* _RECORDS FOR THIS EXERCISE_:
-- START --

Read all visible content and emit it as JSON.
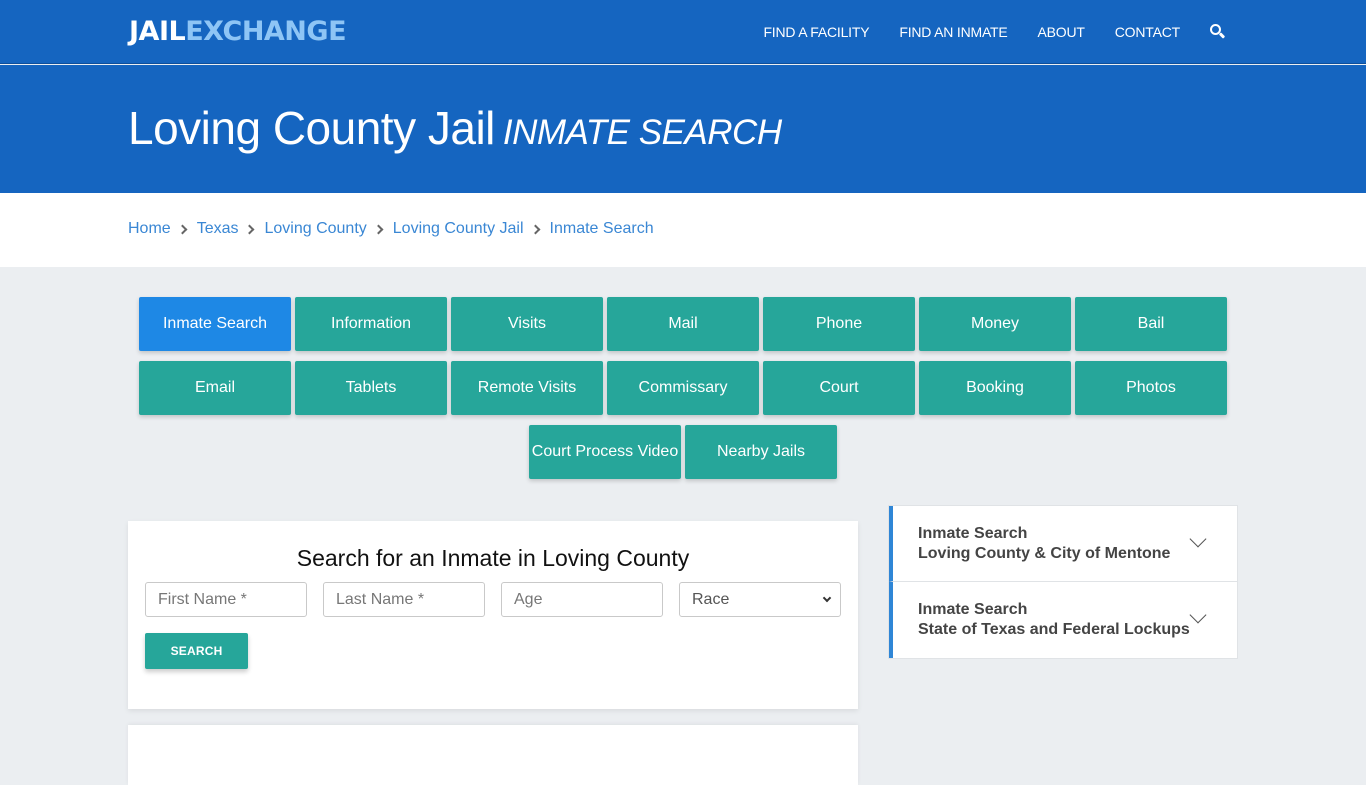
{
  "header": {
    "logo_part1": "JAIL",
    "logo_part2": "EXCHANGE",
    "nav": [
      "FIND A FACILITY",
      "FIND AN INMATE",
      "ABOUT",
      "CONTACT"
    ],
    "search_icon": "search-icon"
  },
  "hero": {
    "title": "Loving County Jail",
    "subtitle": "INMATE SEARCH"
  },
  "breadcrumb": [
    "Home",
    "Texas",
    "Loving County",
    "Loving County Jail",
    "Inmate Search"
  ],
  "tabs": {
    "active": "Inmate Search",
    "items": [
      "Inmate Search",
      "Information",
      "Visits",
      "Mail",
      "Phone",
      "Money",
      "Bail",
      "Email",
      "Tablets",
      "Remote Visits",
      "Commissary",
      "Court",
      "Booking",
      "Photos",
      "Court Process Video",
      "Nearby Jails"
    ]
  },
  "search_form": {
    "heading": "Search for an Inmate in Loving County",
    "first_name_placeholder": "First Name *",
    "last_name_placeholder": "Last Name *",
    "age_placeholder": "Age",
    "race_selected": "Race",
    "search_label": "SEARCH"
  },
  "sidebar": {
    "items": [
      {
        "line1": "Inmate Search",
        "line2": "Loving County & City of Mentone"
      },
      {
        "line1": "Inmate Search",
        "line2": "State of Texas and Federal Lockups"
      }
    ]
  },
  "colors": {
    "primary_blue": "#1565c0",
    "logo_light_blue": "#8ec5f5",
    "teal": "#26a69a",
    "active_tab_blue": "#1e88e5",
    "link_blue": "#3a87d4",
    "background": "#ebeef1"
  }
}
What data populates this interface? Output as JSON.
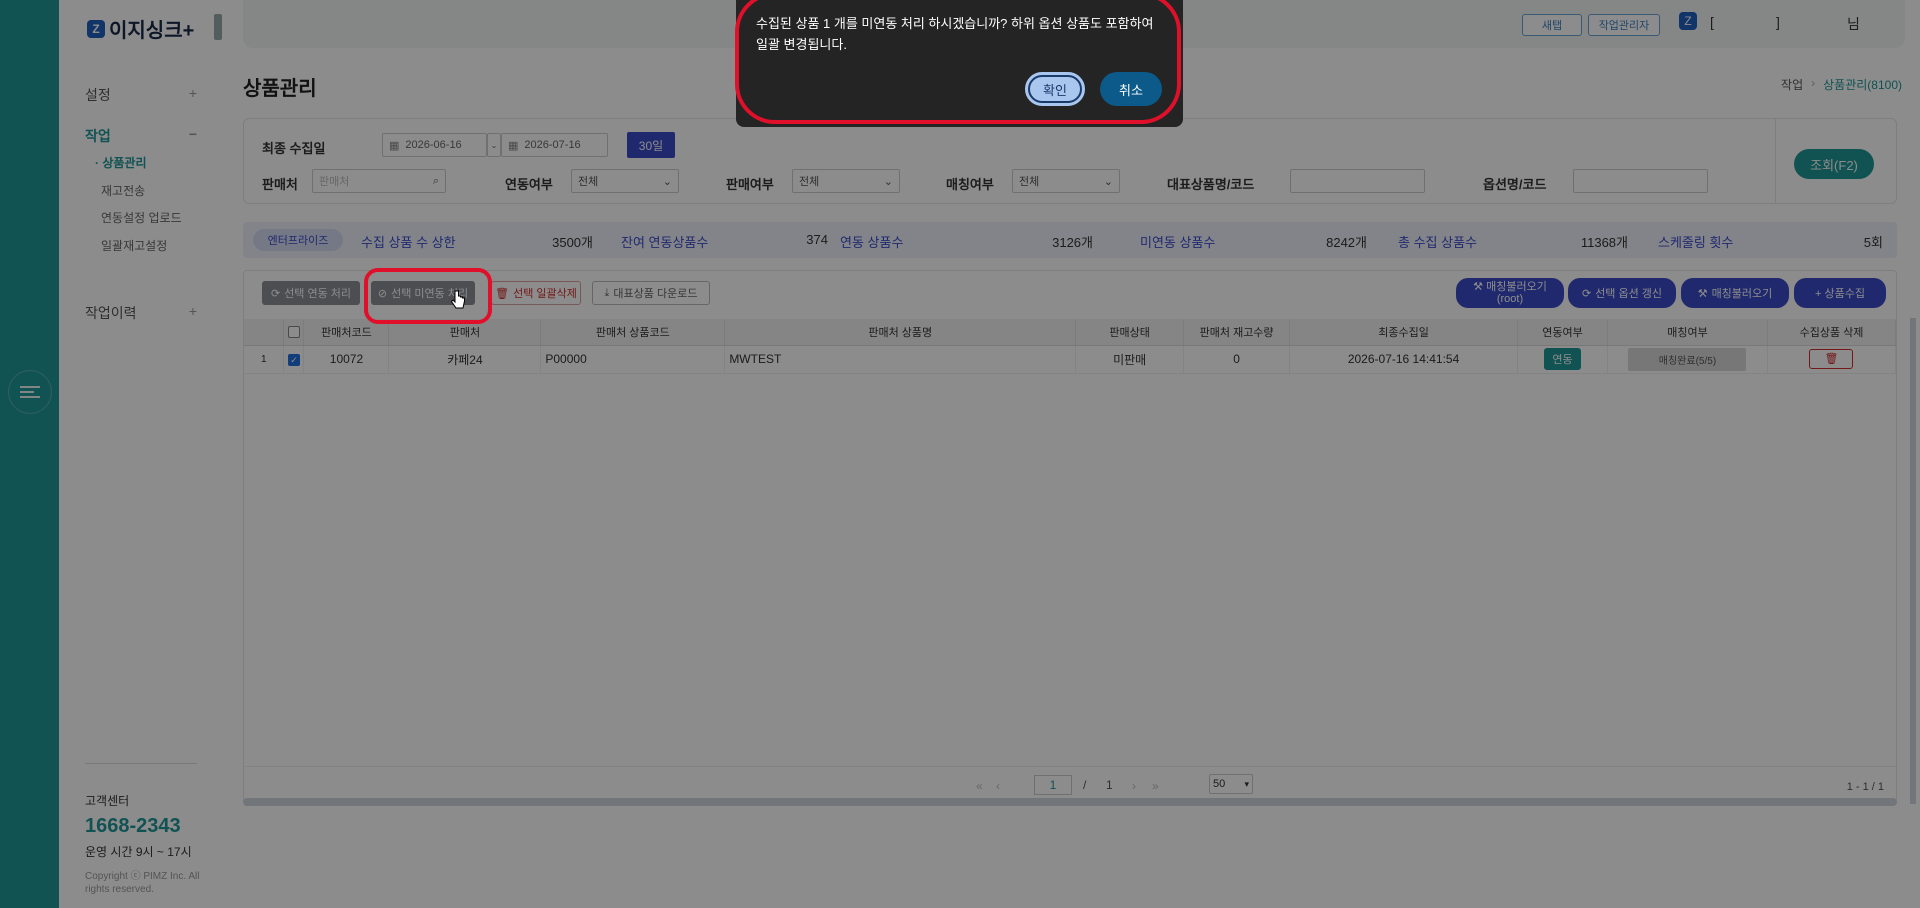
{
  "app": {
    "logo": "이지싱크+",
    "logo_mark": "Z"
  },
  "sidebar": {
    "items": [
      {
        "label": "설정",
        "toggle": "+"
      },
      {
        "label": "작업",
        "toggle": "−"
      },
      {
        "label": "작업이력",
        "toggle": "+"
      }
    ],
    "subitems": [
      "· 상품관리",
      "재고전송",
      "연동설정 업로드",
      "일괄재고설정"
    ],
    "cs_label": "고객센터",
    "cs_phone": "1668-2343",
    "cs_hours": "운영 시간 9시 ~ 17시",
    "copyright": "Copyright ⓒ PIMZ Inc. All rights reserved."
  },
  "topbar": {
    "btn_new": "새탭",
    "btn_manager": "작업관리자",
    "user_bracket_open": "[",
    "user_bracket_close": "]",
    "user_suffix": "님"
  },
  "page": {
    "title": "상품관리",
    "breadcrumb": [
      "작업",
      "상품관리(8100)"
    ],
    "breadcrumb_sep": "›"
  },
  "filters": {
    "date_label": "최종 수집일",
    "date_from": "2026-06-16",
    "date_to": "2026-07-16",
    "date_range_btn": "30일",
    "vendor_label": "판매처",
    "vendor_placeholder": "판매처",
    "link_label": "연동여부",
    "link_value": "전체",
    "sale_label": "판매여부",
    "sale_value": "전체",
    "match_label": "매칭여부",
    "match_value": "전체",
    "rep_label": "대표상품명/코드",
    "option_label": "옵션명/코드",
    "search_btn": "조회(F2)"
  },
  "stats": {
    "badge": "엔터프라이즈",
    "items": [
      {
        "label": "수집 상품 수 상한",
        "value": "3500개"
      },
      {
        "label": "잔여 연동상품수",
        "value": "374"
      },
      {
        "label": "연동 상품수",
        "value": "3126개"
      },
      {
        "label": "미연동 상품수",
        "value": "8242개"
      },
      {
        "label": "총 수집 상품수",
        "value": "11368개"
      },
      {
        "label": "스케줄링 횟수",
        "value": "5회"
      }
    ]
  },
  "toolbar": {
    "link_btn": "선택 연동 처리",
    "unlink_btn": "선택 미연동 처리",
    "delete_btn": "선택 일괄삭제",
    "download_btn": "대표상품 다운로드",
    "match_root_btn_line1": "매칭불러오기",
    "match_root_btn_line2": "(root)",
    "refresh_opt_btn": "선택 옵션 갱신",
    "match_btn": "매칭불러오기",
    "collect_btn": "+ 상품수집"
  },
  "grid": {
    "columns": [
      "",
      "",
      "판매처코드",
      "판매처",
      "판매처 상품코드",
      "판매처 상품명",
      "판매상태",
      "판매처 재고수량",
      "최종수집일",
      "연동여부",
      "매칭여부",
      "수집상품 삭제"
    ],
    "rows": [
      {
        "no": "1",
        "code": "10072",
        "vendor": "카페24",
        "product_code": "P00000",
        "product_name": "MWTEST",
        "status": "미판매",
        "stock": "0",
        "collected": "2026-07-16 14:41:54",
        "link": "연동",
        "match": "매칭완료(5/5)"
      }
    ]
  },
  "pager": {
    "current": "1",
    "sep": "/",
    "total": "1",
    "page_size": "50",
    "range": "1 - 1 / 1"
  },
  "dialog": {
    "message": "수집된 상품 1 개를 미연동 처리 하시겠습니까? 하위 옵션 상품도 포함하여 일괄 변경됩니다.",
    "ok": "확인",
    "cancel": "취소"
  },
  "colors": {
    "teal": "#1f9597",
    "indigo": "#3b4bc8",
    "highlight_red": "#e0102a"
  }
}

-- END --

* _REQUIREMENTS_: Leave the pictures out and print the records above exactly as they stand.

* _RESPONSE FOR THIS EXERCISE_:
Read all visible content and emit it as JSON.
{
  "header": {
    "logo_part1": "JAIL",
    "logo_part2": "EXCHANGE",
    "nav": [
      "FIND A FACILITY",
      "FIND AN INMATE",
      "ABOUT",
      "CONTACT"
    ],
    "search_icon": "search-icon"
  },
  "hero": {
    "title": "Loving County Jail",
    "subtitle": "INMATE SEARCH"
  },
  "breadcrumb": [
    "Home",
    "Texas",
    "Loving County",
    "Loving County Jail",
    "Inmate Search"
  ],
  "tabs": {
    "active": "Inmate Search",
    "items": [
      "Inmate Search",
      "Information",
      "Visits",
      "Mail",
      "Phone",
      "Money",
      "Bail",
      "Email",
      "Tablets",
      "Remote Visits",
      "Commissary",
      "Court",
      "Booking",
      "Photos",
      "Court Process Video",
      "Nearby Jails"
    ]
  },
  "search_form": {
    "heading": "Search for an Inmate in Loving County",
    "first_name_placeholder": "First Name *",
    "last_name_placeholder": "Last Name *",
    "age_placeholder": "Age",
    "race_selected": "Race",
    "search_label": "SEARCH"
  },
  "sidebar": {
    "items": [
      {
        "line1": "Inmate Search",
        "line2": "Loving County & City of Mentone"
      },
      {
        "line1": "Inmate Search",
        "line2": "State of Texas and Federal Lockups"
      }
    ]
  },
  "colors": {
    "primary_blue": "#1565c0",
    "logo_light_blue": "#8ec5f5",
    "teal": "#26a69a",
    "active_tab_blue": "#1e88e5",
    "link_blue": "#3a87d4",
    "background": "#ebeef1"
  }
}
What data populates this interface? Output as JSON.
{
  "app": {
    "logo": "이지싱크+",
    "logo_mark": "Z"
  },
  "sidebar": {
    "items": [
      {
        "label": "설정",
        "toggle": "+"
      },
      {
        "label": "작업",
        "toggle": "−"
      },
      {
        "label": "작업이력",
        "toggle": "+"
      }
    ],
    "subitems": [
      "· 상품관리",
      "재고전송",
      "연동설정 업로드",
      "일괄재고설정"
    ],
    "cs_label": "고객센터",
    "cs_phone": "1668-2343",
    "cs_hours": "운영 시간 9시 ~ 17시",
    "copyright": "Copyright ⓒ PIMZ Inc. All rights reserved."
  },
  "topbar": {
    "btn_new": "새탭",
    "btn_manager": "작업관리자",
    "user_bracket_open": "[",
    "user_bracket_close": "]",
    "user_suffix": "님"
  },
  "page": {
    "title": "상품관리",
    "breadcrumb": [
      "작업",
      "상품관리(8100)"
    ],
    "breadcrumb_sep": "›"
  },
  "filters": {
    "date_label": "최종 수집일",
    "date_from": "2026-06-16",
    "date_to": "2026-07-16",
    "date_range_btn": "30일",
    "vendor_label": "판매처",
    "vendor_placeholder": "판매처",
    "link_label": "연동여부",
    "link_value": "전체",
    "sale_label": "판매여부",
    "sale_value": "전체",
    "match_label": "매칭여부",
    "match_value": "전체",
    "rep_label": "대표상품명/코드",
    "option_label": "옵션명/코드",
    "search_btn": "조회(F2)"
  },
  "stats": {
    "badge": "엔터프라이즈",
    "items": [
      {
        "label": "수집 상품 수 상한",
        "value": "3500개"
      },
      {
        "label": "잔여 연동상품수",
        "value": "374"
      },
      {
        "label": "연동 상품수",
        "value": "3126개"
      },
      {
        "label": "미연동 상품수",
        "value": "8242개"
      },
      {
        "label": "총 수집 상품수",
        "value": "11368개"
      },
      {
        "label": "스케줄링 횟수",
        "value": "5회"
      }
    ]
  },
  "toolbar": {
    "link_btn": "선택 연동 처리",
    "unlink_btn": "선택 미연동 처리",
    "delete_btn": "선택 일괄삭제",
    "download_btn": "대표상품 다운로드",
    "match_root_btn_line1": "매칭불러오기",
    "match_root_btn_line2": "(root)",
    "refresh_opt_btn": "선택 옵션 갱신",
    "match_btn": "매칭불러오기",
    "collect_btn": "+ 상품수집"
  },
  "grid": {
    "columns": [
      "",
      "",
      "판매처코드",
      "판매처",
      "판매처 상품코드",
      "판매처 상품명",
      "판매상태",
      "판매처 재고수량",
      "최종수집일",
      "연동여부",
      "매칭여부",
      "수집상품 삭제"
    ],
    "rows": [
      {
        "no": "1",
        "code": "10072",
        "vendor": "카페24",
        "product_code": "P00000",
        "product_name": "MWTEST",
        "status": "미판매",
        "stock": "0",
        "collected": "2026-07-16 14:41:54",
        "link": "연동",
        "match": "매칭완료(5/5)"
      }
    ]
  },
  "pager": {
    "current": "1",
    "sep": "/",
    "total": "1",
    "page_size": "50",
    "range": "1 - 1 / 1"
  },
  "dialog": {
    "message": "수집된 상품 1 개를 미연동 처리 하시겠습니까? 하위 옵션 상품도 포함하여 일괄 변경됩니다.",
    "ok": "확인",
    "cancel": "취소"
  },
  "colors": {
    "teal": "#1f9597",
    "indigo": "#3b4bc8",
    "highlight_red": "#e0102a"
  }
}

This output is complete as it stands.